### Task goal:
The line containing "Convert this document image to plain text." and every line after it, through the last, are to be extracted exactly; no other lines belong in the answer.

====== Records supplied

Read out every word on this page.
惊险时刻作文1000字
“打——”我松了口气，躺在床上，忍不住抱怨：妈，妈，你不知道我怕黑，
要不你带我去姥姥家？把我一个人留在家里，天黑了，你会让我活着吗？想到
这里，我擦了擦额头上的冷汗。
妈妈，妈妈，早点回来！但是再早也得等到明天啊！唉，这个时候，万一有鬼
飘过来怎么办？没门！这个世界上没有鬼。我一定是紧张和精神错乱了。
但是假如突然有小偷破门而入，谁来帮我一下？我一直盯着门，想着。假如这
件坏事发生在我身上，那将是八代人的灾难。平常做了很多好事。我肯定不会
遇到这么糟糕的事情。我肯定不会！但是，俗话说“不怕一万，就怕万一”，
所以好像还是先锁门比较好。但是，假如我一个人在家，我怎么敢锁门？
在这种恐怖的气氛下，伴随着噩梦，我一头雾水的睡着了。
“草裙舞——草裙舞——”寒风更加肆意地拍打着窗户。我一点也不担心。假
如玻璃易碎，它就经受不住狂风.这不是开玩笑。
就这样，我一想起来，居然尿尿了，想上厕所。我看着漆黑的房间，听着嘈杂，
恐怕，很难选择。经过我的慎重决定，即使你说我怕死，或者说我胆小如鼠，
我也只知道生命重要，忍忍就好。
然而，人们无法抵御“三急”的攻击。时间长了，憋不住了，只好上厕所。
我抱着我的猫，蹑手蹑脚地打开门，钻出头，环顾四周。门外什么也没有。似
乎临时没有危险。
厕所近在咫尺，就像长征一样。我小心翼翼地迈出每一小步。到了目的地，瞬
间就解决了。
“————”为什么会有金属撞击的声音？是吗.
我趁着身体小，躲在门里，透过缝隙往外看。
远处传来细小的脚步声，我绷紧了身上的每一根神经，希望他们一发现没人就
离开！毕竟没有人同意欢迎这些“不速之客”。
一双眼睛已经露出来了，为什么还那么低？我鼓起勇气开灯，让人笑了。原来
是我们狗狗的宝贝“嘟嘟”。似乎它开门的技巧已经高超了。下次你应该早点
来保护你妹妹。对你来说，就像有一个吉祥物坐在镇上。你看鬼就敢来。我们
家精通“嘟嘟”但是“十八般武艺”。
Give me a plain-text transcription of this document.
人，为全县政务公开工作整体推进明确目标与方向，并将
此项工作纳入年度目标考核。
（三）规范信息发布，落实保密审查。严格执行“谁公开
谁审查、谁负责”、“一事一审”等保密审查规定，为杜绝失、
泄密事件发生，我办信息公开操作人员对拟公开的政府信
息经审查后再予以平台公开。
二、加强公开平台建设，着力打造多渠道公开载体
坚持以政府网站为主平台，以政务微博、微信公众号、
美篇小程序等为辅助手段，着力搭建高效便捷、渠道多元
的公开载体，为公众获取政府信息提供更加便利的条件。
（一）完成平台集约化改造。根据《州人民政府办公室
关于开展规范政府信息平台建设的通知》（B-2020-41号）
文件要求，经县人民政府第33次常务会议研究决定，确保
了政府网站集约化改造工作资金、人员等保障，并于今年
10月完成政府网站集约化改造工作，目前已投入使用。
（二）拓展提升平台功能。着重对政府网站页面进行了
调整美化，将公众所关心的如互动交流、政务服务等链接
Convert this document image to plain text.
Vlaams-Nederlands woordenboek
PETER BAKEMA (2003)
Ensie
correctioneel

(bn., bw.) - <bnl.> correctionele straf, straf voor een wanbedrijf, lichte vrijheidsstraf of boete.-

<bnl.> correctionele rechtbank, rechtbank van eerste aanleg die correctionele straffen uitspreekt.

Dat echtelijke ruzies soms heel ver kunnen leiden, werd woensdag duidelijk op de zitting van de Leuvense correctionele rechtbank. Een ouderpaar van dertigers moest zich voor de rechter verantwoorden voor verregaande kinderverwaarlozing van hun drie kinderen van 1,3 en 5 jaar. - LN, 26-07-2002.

============

### Final answer:
Convert this document image to plain text.
Vlaams-Nederlands woordenboek
PETER BAKEMA (2003)
Ensie
correctioneel

(bn., bw.) - <bnl.> correctionele straf, straf voor een wanbedrijf, lichte vrijheidsstraf of boete.-

<bnl.> correctionele rechtbank, rechtbank van eerste aanleg die correctionele straffen uitspreekt.

Dat echtelijke ruzies soms heel ver kunnen leiden, werd woensdag duidelijk op de zitting van de Leuvense correctionele rechtbank. Een ouderpaar van dertigers moest zich voor de rechter verantwoorden voor verregaande kinderverwaarlozing van hun drie kinderen van 1,3 en 5 jaar. - LN, 26-07-2002.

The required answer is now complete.